• The problem:
Below are records; work out how many of their lines hold the string "исключить" and give that number alone.

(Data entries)

────────

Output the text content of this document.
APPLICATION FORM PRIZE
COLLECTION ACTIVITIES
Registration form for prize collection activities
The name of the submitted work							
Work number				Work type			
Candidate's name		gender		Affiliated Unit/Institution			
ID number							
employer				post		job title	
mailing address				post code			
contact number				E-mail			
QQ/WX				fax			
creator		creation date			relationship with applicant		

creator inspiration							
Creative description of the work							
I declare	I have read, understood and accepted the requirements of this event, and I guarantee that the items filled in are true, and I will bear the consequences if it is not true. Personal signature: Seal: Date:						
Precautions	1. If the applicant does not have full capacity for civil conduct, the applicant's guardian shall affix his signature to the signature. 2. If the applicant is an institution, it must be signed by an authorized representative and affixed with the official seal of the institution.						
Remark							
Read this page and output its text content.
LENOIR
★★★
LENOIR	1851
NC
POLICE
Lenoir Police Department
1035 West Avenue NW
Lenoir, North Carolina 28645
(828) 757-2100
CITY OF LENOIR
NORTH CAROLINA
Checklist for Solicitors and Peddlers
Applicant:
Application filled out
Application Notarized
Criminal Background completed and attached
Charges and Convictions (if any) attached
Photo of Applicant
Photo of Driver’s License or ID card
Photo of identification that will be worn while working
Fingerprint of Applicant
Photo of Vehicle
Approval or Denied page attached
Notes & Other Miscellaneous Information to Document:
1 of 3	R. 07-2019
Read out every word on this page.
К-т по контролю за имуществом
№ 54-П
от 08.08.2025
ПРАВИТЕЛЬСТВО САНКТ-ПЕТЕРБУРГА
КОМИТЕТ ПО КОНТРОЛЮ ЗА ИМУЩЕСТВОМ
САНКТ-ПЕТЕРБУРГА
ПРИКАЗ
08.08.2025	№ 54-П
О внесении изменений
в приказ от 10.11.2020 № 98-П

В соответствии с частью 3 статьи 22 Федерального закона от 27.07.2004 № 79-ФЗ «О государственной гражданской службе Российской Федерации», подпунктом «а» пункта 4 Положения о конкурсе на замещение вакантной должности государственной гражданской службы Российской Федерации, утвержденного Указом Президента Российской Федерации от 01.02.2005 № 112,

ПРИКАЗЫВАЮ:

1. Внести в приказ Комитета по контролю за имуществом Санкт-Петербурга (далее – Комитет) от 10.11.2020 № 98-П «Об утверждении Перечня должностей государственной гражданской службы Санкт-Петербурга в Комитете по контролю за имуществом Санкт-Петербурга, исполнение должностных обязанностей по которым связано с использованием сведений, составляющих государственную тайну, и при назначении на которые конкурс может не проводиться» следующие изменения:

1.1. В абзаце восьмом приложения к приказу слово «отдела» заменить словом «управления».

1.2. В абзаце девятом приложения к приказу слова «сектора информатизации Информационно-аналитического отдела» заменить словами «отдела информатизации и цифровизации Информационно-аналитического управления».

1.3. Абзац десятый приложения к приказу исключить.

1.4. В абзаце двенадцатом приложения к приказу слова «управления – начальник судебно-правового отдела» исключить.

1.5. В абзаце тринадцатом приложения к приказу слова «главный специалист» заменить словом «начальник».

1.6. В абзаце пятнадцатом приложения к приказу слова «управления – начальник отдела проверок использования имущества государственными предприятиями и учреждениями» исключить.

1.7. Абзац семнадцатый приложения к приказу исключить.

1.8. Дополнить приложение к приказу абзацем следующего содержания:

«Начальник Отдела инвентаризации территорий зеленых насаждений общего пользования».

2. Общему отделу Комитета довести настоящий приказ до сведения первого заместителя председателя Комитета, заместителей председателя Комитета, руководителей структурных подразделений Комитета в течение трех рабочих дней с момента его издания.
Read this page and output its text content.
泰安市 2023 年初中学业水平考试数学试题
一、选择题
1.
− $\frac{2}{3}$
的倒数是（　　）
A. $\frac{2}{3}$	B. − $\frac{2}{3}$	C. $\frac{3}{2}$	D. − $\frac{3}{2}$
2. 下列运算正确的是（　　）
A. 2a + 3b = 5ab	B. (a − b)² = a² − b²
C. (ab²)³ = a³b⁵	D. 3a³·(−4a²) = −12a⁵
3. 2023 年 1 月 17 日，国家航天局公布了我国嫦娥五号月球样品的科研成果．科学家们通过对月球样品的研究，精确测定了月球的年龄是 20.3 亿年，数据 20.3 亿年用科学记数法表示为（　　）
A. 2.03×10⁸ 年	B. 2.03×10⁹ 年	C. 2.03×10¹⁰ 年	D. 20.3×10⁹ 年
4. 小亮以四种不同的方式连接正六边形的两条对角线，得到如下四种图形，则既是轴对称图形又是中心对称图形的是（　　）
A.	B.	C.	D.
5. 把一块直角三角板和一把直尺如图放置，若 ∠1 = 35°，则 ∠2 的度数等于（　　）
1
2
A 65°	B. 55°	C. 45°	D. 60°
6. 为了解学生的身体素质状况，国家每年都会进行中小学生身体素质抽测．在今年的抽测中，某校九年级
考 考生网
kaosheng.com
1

────────

• Solved exercise:
4